_REQUIRED WORK_
Copy all lines of the listing that include the string "γράμματα".

_GIVEN DATA_
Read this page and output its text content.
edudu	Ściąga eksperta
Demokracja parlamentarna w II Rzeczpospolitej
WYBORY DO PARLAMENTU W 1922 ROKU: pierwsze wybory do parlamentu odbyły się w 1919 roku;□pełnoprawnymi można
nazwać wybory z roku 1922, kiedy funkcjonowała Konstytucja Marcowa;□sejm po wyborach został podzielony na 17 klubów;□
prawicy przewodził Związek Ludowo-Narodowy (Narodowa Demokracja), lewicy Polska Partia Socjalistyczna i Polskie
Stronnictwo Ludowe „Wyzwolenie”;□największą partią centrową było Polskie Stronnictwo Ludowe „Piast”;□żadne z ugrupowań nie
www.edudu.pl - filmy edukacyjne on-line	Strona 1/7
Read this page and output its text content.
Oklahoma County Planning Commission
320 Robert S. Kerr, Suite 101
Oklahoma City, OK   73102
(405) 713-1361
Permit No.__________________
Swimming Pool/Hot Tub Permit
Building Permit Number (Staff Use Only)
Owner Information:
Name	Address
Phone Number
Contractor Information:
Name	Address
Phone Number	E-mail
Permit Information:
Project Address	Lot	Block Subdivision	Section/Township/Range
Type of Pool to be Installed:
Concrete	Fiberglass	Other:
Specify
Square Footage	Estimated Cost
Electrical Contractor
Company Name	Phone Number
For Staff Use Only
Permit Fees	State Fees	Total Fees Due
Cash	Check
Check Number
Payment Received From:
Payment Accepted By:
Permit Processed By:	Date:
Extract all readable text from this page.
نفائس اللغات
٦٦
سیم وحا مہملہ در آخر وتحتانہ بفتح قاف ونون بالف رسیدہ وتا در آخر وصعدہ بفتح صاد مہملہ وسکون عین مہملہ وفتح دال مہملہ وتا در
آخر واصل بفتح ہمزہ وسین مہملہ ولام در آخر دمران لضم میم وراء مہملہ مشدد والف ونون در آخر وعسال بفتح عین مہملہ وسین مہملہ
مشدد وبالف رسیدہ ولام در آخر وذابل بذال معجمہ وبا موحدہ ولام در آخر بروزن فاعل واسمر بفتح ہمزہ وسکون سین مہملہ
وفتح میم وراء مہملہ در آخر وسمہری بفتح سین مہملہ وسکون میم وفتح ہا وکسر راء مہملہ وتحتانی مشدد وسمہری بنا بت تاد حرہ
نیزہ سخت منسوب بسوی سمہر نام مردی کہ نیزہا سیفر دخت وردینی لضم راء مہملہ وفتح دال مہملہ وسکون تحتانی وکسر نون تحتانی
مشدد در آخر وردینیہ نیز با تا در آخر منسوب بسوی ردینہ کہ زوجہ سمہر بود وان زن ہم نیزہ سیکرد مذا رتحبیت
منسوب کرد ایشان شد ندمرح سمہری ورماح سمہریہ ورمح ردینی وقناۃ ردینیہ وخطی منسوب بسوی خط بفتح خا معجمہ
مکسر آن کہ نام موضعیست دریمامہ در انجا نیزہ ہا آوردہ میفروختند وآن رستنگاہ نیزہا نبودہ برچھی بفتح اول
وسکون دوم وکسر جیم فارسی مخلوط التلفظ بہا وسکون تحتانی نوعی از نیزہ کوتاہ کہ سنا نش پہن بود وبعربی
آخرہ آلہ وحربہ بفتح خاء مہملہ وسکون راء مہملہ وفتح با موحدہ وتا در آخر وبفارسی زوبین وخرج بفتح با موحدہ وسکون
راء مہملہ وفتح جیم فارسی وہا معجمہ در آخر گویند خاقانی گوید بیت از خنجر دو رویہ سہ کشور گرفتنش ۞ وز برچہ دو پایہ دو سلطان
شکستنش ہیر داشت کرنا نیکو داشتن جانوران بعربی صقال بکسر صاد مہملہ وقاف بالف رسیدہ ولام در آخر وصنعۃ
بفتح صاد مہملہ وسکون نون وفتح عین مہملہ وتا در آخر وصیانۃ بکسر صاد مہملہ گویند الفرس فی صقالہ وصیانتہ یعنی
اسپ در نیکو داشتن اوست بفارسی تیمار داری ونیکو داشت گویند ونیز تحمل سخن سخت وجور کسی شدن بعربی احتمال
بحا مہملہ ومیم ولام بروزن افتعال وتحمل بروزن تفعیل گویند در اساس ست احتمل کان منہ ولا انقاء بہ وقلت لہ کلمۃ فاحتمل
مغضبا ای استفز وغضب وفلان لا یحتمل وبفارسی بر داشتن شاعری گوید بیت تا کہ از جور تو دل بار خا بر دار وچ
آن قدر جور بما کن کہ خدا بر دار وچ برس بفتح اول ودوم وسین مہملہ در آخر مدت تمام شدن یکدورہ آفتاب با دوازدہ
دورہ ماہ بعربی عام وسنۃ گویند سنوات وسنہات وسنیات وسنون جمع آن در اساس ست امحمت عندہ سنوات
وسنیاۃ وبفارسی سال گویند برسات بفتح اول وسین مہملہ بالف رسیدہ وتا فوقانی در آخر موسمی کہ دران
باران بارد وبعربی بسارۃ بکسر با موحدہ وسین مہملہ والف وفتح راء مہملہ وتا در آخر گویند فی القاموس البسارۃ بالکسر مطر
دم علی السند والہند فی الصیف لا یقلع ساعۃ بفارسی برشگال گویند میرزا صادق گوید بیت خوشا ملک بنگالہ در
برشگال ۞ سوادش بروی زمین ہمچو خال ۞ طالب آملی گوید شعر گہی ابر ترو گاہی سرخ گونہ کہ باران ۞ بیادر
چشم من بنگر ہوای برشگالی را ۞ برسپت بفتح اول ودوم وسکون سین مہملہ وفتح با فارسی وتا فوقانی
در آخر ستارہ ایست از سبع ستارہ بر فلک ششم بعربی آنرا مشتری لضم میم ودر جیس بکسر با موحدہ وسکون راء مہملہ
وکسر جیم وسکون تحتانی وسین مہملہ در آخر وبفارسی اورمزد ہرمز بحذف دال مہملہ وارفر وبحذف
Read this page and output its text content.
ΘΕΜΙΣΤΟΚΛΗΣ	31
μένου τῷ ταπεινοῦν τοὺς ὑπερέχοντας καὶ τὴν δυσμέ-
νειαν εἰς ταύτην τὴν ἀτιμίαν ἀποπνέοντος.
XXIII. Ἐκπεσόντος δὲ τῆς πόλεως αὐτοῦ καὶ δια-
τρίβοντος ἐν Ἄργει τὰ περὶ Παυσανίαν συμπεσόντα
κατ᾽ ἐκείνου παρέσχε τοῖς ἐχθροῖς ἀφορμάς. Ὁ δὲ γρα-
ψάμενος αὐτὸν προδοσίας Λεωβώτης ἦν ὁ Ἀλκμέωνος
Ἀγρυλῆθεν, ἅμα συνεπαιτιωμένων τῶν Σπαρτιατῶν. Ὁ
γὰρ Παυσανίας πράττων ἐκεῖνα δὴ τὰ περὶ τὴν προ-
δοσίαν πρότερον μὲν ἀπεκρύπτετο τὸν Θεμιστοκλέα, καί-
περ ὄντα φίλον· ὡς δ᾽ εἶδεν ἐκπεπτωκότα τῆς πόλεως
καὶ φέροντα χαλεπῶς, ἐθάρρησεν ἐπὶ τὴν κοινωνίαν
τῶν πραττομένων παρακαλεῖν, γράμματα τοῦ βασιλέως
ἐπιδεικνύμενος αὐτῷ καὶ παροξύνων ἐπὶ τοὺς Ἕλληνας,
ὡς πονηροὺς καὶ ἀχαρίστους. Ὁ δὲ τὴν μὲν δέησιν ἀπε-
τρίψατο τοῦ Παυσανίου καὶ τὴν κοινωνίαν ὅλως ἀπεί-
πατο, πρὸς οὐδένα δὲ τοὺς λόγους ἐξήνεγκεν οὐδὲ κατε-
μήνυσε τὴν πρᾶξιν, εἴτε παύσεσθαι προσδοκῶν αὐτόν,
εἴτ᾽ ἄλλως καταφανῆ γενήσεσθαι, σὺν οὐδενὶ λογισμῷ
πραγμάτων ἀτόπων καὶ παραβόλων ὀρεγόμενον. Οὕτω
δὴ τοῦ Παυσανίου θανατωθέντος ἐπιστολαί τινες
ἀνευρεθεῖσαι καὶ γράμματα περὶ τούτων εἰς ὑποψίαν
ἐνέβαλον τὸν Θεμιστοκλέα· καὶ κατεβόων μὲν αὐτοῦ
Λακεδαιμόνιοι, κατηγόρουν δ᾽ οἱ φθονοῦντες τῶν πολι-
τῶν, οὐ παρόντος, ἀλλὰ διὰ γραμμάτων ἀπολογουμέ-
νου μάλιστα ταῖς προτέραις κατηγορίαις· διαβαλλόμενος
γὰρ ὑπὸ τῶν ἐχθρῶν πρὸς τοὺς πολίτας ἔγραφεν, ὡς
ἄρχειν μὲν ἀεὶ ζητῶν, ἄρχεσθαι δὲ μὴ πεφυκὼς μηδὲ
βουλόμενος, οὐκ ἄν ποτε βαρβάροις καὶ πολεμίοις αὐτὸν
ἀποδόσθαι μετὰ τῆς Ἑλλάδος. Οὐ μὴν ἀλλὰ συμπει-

_FINISHED EXERCISE_
τῶν πραττομένων παρακαλεῖν, γράμματα τοῦ βασιλέως
ἀνευρεθεῖσαι καὶ γράμματα περὶ τούτων εἰς ὑποψίαν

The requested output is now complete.